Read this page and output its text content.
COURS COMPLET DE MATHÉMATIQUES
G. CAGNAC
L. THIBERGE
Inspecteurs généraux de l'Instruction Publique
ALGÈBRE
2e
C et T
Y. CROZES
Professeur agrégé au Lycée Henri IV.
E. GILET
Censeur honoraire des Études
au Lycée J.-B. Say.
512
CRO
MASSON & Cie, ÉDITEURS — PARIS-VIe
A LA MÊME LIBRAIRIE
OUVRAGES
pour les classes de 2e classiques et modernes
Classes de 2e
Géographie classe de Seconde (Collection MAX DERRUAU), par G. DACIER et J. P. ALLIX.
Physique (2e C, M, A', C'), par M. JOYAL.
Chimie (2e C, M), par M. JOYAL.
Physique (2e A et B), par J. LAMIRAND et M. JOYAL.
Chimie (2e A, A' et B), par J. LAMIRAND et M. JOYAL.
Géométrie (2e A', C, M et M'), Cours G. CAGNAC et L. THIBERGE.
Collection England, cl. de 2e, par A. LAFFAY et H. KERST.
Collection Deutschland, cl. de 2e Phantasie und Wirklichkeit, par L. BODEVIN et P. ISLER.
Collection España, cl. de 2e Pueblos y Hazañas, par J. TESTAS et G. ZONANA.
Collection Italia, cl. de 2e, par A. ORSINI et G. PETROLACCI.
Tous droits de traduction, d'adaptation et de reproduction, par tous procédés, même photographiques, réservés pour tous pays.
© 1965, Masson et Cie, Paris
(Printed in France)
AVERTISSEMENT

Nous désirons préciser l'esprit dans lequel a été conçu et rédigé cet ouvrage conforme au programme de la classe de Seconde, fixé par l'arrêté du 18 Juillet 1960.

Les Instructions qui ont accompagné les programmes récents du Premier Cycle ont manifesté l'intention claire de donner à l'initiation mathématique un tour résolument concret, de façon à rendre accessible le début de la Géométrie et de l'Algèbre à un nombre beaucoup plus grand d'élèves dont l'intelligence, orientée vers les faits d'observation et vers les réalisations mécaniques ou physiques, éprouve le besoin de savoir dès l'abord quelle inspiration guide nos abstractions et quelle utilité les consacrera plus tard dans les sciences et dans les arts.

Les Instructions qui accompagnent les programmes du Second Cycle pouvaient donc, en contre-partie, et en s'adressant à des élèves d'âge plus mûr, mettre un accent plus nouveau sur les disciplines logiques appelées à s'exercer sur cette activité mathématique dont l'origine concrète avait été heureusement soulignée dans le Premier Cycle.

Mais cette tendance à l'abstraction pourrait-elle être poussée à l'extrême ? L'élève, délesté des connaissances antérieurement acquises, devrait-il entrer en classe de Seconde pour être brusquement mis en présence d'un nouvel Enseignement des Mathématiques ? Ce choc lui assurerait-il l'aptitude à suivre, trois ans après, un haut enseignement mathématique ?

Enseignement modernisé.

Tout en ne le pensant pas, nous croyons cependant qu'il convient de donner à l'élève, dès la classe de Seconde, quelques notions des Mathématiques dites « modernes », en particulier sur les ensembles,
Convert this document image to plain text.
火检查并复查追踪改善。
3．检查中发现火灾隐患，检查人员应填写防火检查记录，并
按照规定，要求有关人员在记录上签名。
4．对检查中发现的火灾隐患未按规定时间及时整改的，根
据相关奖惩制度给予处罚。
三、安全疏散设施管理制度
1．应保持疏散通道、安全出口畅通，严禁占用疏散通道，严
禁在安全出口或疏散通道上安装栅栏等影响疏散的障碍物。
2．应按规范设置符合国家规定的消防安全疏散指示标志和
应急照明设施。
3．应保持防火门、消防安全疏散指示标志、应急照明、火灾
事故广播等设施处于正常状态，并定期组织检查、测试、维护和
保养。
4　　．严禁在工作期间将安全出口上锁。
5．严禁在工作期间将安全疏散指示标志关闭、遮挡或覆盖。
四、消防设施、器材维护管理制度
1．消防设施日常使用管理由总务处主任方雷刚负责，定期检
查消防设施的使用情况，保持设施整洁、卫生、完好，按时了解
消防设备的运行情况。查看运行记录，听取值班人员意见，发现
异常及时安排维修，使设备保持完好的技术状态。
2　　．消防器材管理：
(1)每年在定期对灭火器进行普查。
* * *
Starting with the line that contains "Convert this document image to plain text.", write out each line through the end of the listing, exactly as it appears, and include nothing else.

[Final result]
Convert this document image to plain text.
火检查并复查追踪改善。
3．检查中发现火灾隐患，检查人员应填写防火检查记录，并
按照规定，要求有关人员在记录上签名。
4．对检查中发现的火灾隐患未按规定时间及时整改的，根
据相关奖惩制度给予处罚。
三、安全疏散设施管理制度
1．应保持疏散通道、安全出口畅通，严禁占用疏散通道，严
禁在安全出口或疏散通道上安装栅栏等影响疏散的障碍物。
2．应按规范设置符合国家规定的消防安全疏散指示标志和
应急照明设施。
3．应保持防火门、消防安全疏散指示标志、应急照明、火灾
事故广播等设施处于正常状态，并定期组织检查、测试、维护和
保养。
4　　．严禁在工作期间将安全出口上锁。
5．严禁在工作期间将安全疏散指示标志关闭、遮挡或覆盖。
四、消防设施、器材维护管理制度
1．消防设施日常使用管理由总务处主任方雷刚负责，定期检
查消防设施的使用情况，保持设施整洁、卫生、完好，按时了解
消防设备的运行情况。查看运行记录，听取值班人员意见，发现
异常及时安排维修，使设备保持完好的技术状态。
2　　．消防器材管理：
(1)每年在定期对灭火器进行普查。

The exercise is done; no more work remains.